# PROMPT
Exact copy, pictures excluded: write out every line below.

[Stored items from a collection]

BEGIN

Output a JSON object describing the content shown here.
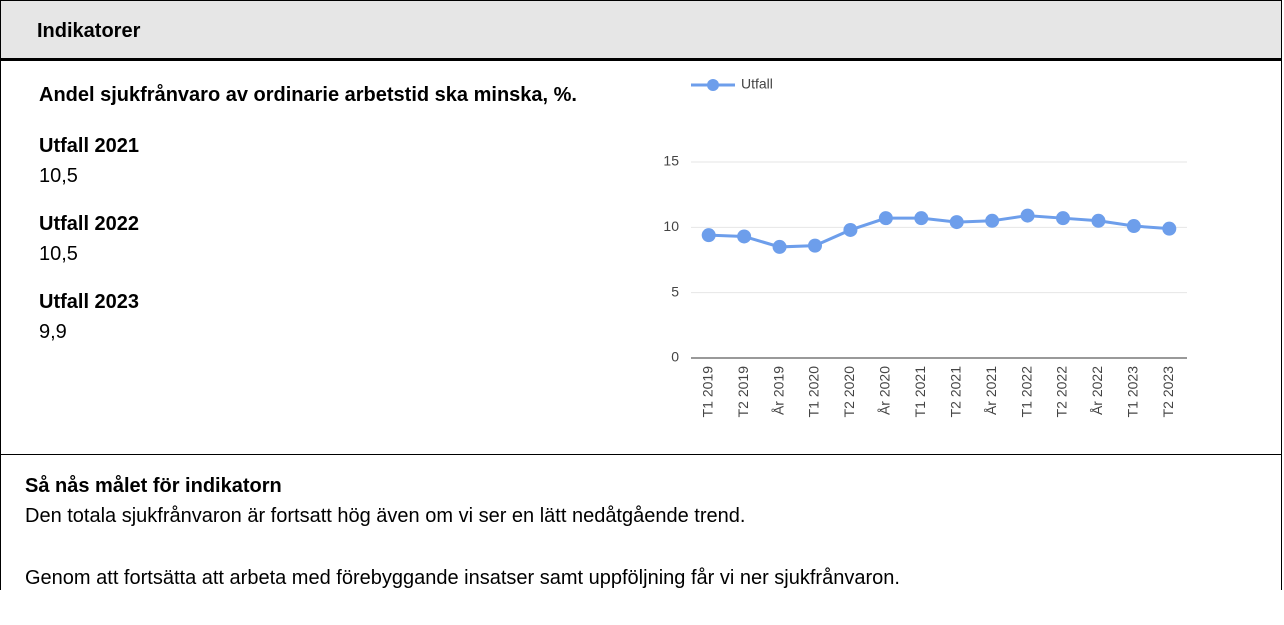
{
  "header": {
    "title": "Indikatorer"
  },
  "indicator": {
    "title": "Andel sjukfrånvaro av ordinarie arbetstid ska minska, %.",
    "results": [
      {
        "label": "Utfall 2021",
        "value": "10,5"
      },
      {
        "label": "Utfall 2022",
        "value": "10,5"
      },
      {
        "label": "Utfall 2023",
        "value": "9,9"
      }
    ]
  },
  "chart_data": {
    "type": "line",
    "categories": [
      "T1 2019",
      "T2 2019",
      "År 2019",
      "T1 2020",
      "T2 2020",
      "År 2020",
      "T1 2021",
      "T2 2021",
      "År 2021",
      "T1 2022",
      "T2 2022",
      "År 2022",
      "T1 2023",
      "T2 2023"
    ],
    "series": [
      {
        "name": "Utfall",
        "color": "#6d9eeb",
        "values": [
          9.4,
          9.3,
          8.5,
          8.6,
          9.8,
          10.7,
          10.7,
          10.4,
          10.5,
          10.9,
          10.7,
          10.5,
          10.1,
          9.9
        ]
      }
    ],
    "ylim": [
      0,
      15
    ],
    "yticks": [
      0,
      5,
      10,
      15
    ],
    "grid": true,
    "legend": "top"
  },
  "footer": {
    "heading": "Så nås målet för indikatorn",
    "paragraphs": [
      "Den totala sjukfrånvaron är fortsatt hög även om vi ser en lätt nedåtgående trend.",
      "Genom att fortsätta att arbeta med förebyggande insatser samt uppföljning får vi ner sjukfrånvaron."
    ]
  }
}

END

# WRITTEN ANSWER
Output a JSON object describing the content shown here.
{
  "header": {
    "title": "Indikatorer"
  },
  "indicator": {
    "title": "Andel sjukfrånvaro av ordinarie arbetstid ska minska, %.",
    "results": [
      {
        "label": "Utfall 2021",
        "value": "10,5"
      },
      {
        "label": "Utfall 2022",
        "value": "10,5"
      },
      {
        "label": "Utfall 2023",
        "value": "9,9"
      }
    ]
  },
  "chart_data": {
    "type": "line",
    "categories": [
      "T1 2019",
      "T2 2019",
      "År 2019",
      "T1 2020",
      "T2 2020",
      "År 2020",
      "T1 2021",
      "T2 2021",
      "År 2021",
      "T1 2022",
      "T2 2022",
      "År 2022",
      "T1 2023",
      "T2 2023"
    ],
    "series": [
      {
        "name": "Utfall",
        "color": "#6d9eeb",
        "values": [
          9.4,
          9.3,
          8.5,
          8.6,
          9.8,
          10.7,
          10.7,
          10.4,
          10.5,
          10.9,
          10.7,
          10.5,
          10.1,
          9.9
        ]
      }
    ],
    "ylim": [
      0,
      15
    ],
    "yticks": [
      0,
      5,
      10,
      15
    ],
    "grid": true,
    "legend": "top"
  },
  "footer": {
    "heading": "Så nås målet för indikatorn",
    "paragraphs": [
      "Den totala sjukfrånvaron är fortsatt hög även om vi ser en lätt nedåtgående trend.",
      "Genom att fortsätta att arbeta med förebyggande insatser samt uppföljning får vi ner sjukfrånvaron."
    ]
  }
}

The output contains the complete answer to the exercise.